Data listing:
▬▬▬▬▬▬▬▬▬▬
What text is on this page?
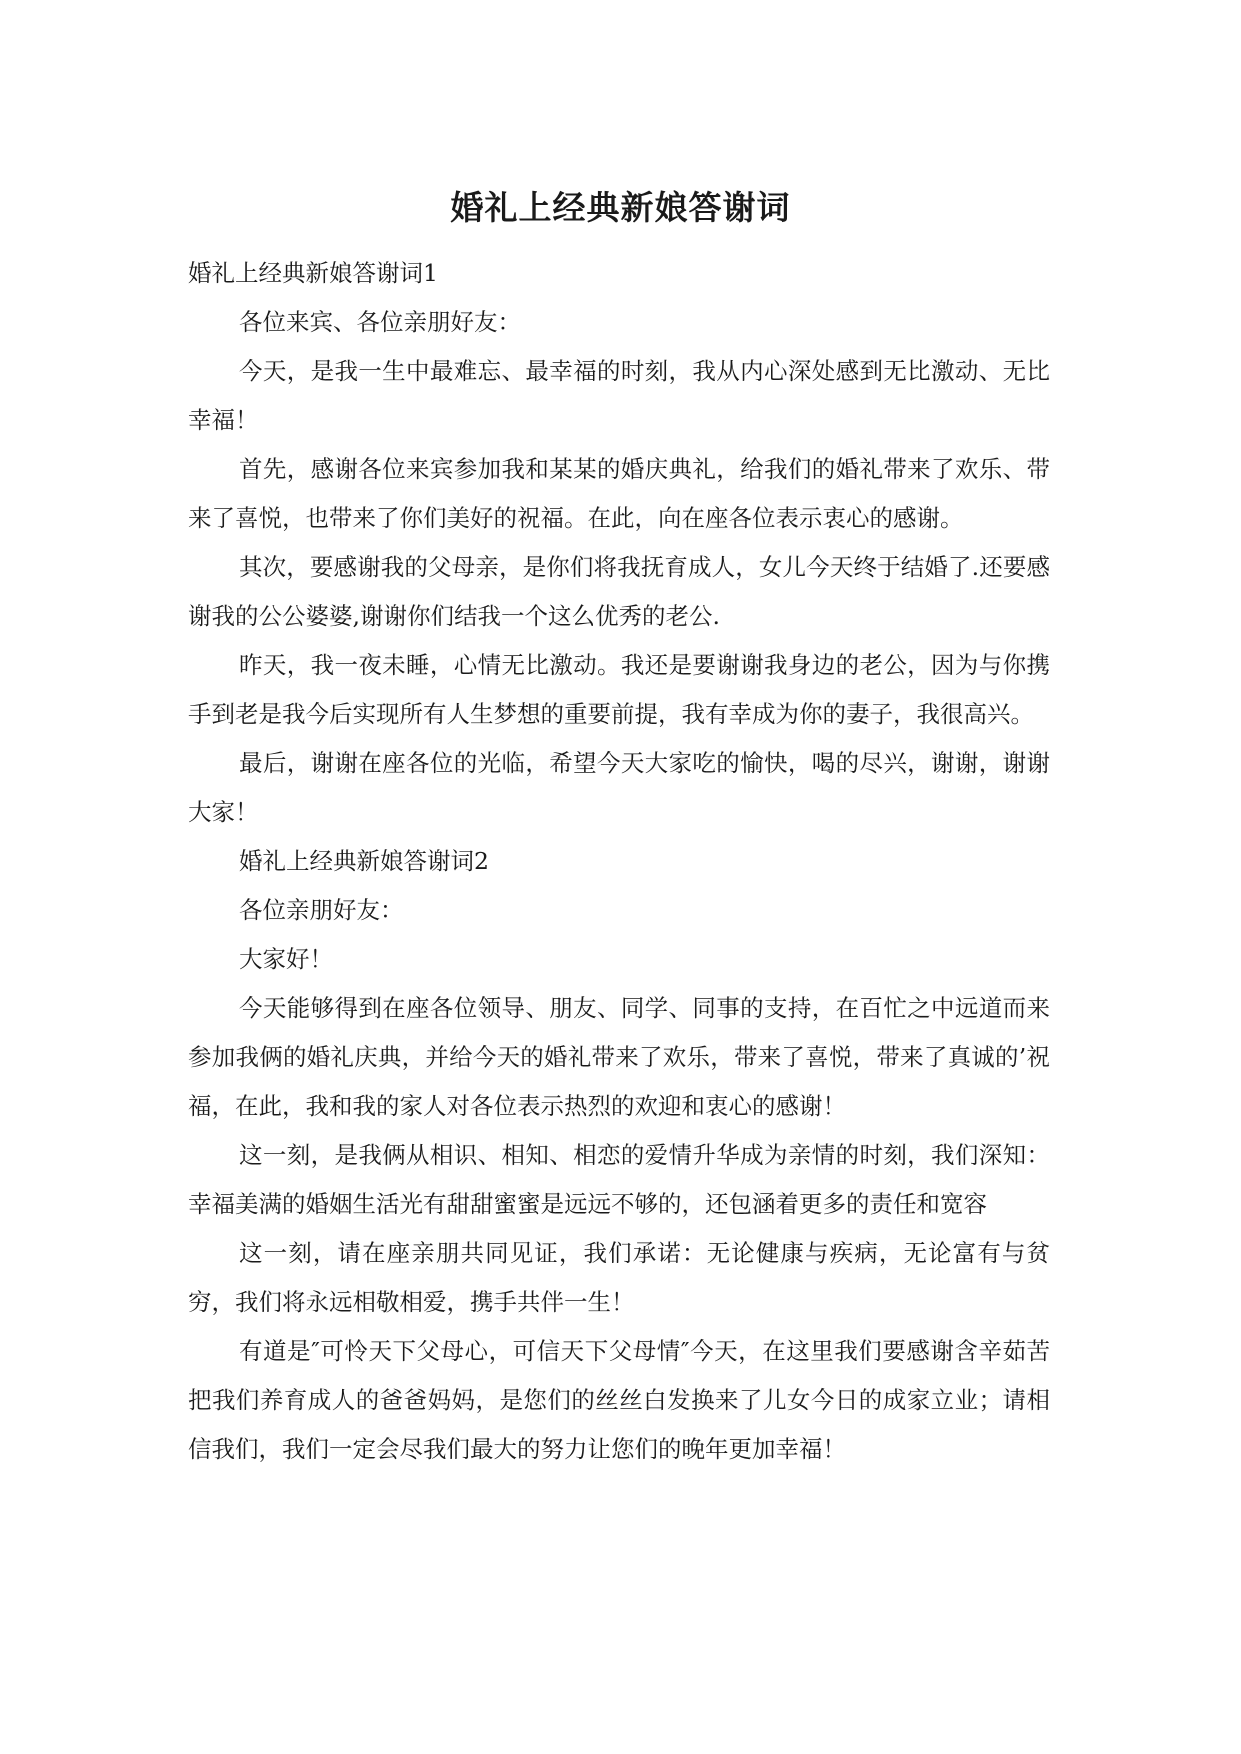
婚礼上经典新娘答谢词

婚礼上经典新娘答谢词1

各位来宾、各位亲朋好友：

今天，是我一生中最难忘、最幸福的时刻，我从内心深处感到无比激动、无比幸福！

首先，感谢各位来宾参加我和某某的婚庆典礼，给我们的婚礼带来了欢乐、带来了喜悦，也带来了你们美好的祝福。在此，向在座各位表示衷心的感谢。

其次，要感谢我的父母亲，是你们将我抚育成人，女儿今天终于结婚了.还要感谢我的公公婆婆,谢谢你们结我一个这么优秀的老公.

昨天，我一夜未睡，心情无比激动。我还是要谢谢我身边的老公，因为与你携手到老是我今后实现所有人生梦想的重要前提，我有幸成为你的妻子，我很高兴。

最后，谢谢在座各位的光临，希望今天大家吃的愉快，喝的尽兴，谢谢，谢谢大家！

婚礼上经典新娘答谢词2

各位亲朋好友：

大家好！

今天能够得到在座各位领导、朋友、同学、同事的支持，在百忙之中远道而来参加我俩的婚礼庆典，并给今天的婚礼带来了欢乐，带来了喜悦，带来了真诚的’祝福，在此，我和我的家人对各位表示热烈的欢迎和衷心的感谢！

这一刻，是我俩从相识、相知、相恋的爱情升华成为亲情的时刻，我们深知：幸福美满的婚姻生活光有甜甜蜜蜜是远远不够的，还包涵着更多的责任和宽容

这一刻，请在座亲朋共同见证，我们承诺：无论健康与疾病，无论富有与贫穷，我们将永远相敬相爱，携手共伴一生！

有道是″可怜天下父母心，可信天下父母情″今天，在这里我们要感谢含辛茹苦把我们养育成人的爸爸妈妈，是您们的丝丝白发换来了儿女今日的成家立业；请相信我们，我们一定会尽我们最大的努力让您们的晚年更加幸福！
▬▬▬▬▬▬▬▬▬▬
Leave out the pictures and output the rest of the material exactly as written.

What text is on this page?
婚礼上经典新娘答谢词

婚礼上经典新娘答谢词1

各位来宾、各位亲朋好友：

今天，是我一生中最难忘、最幸福的时刻，我从内心深处感到无比激动、无比幸福！

首先，感谢各位来宾参加我和某某的婚庆典礼，给我们的婚礼带来了欢乐、带来了喜悦，也带来了你们美好的祝福。在此，向在座各位表示衷心的感谢。

其次，要感谢我的父母亲，是你们将我抚育成人，女儿今天终于结婚了.还要感谢我的公公婆婆,谢谢你们结我一个这么优秀的老公.

昨天，我一夜未睡，心情无比激动。我还是要谢谢我身边的老公，因为与你携手到老是我今后实现所有人生梦想的重要前提，我有幸成为你的妻子，我很高兴。

最后，谢谢在座各位的光临，希望今天大家吃的愉快，喝的尽兴，谢谢，谢谢大家！

婚礼上经典新娘答谢词2

各位亲朋好友：

大家好！

今天能够得到在座各位领导、朋友、同学、同事的支持，在百忙之中远道而来参加我俩的婚礼庆典，并给今天的婚礼带来了欢乐，带来了喜悦，带来了真诚的’祝福，在此，我和我的家人对各位表示热烈的欢迎和衷心的感谢！

这一刻，是我俩从相识、相知、相恋的爱情升华成为亲情的时刻，我们深知：幸福美满的婚姻生活光有甜甜蜜蜜是远远不够的，还包涵着更多的责任和宽容

这一刻，请在座亲朋共同见证，我们承诺：无论健康与疾病，无论富有与贫穷，我们将永远相敬相爱，携手共伴一生！

有道是″可怜天下父母心，可信天下父母情″今天，在这里我们要感谢含辛茹苦把我们养育成人的爸爸妈妈，是您们的丝丝白发换来了儿女今日的成家立业；请相信我们，我们一定会尽我们最大的努力让您们的晚年更加幸福！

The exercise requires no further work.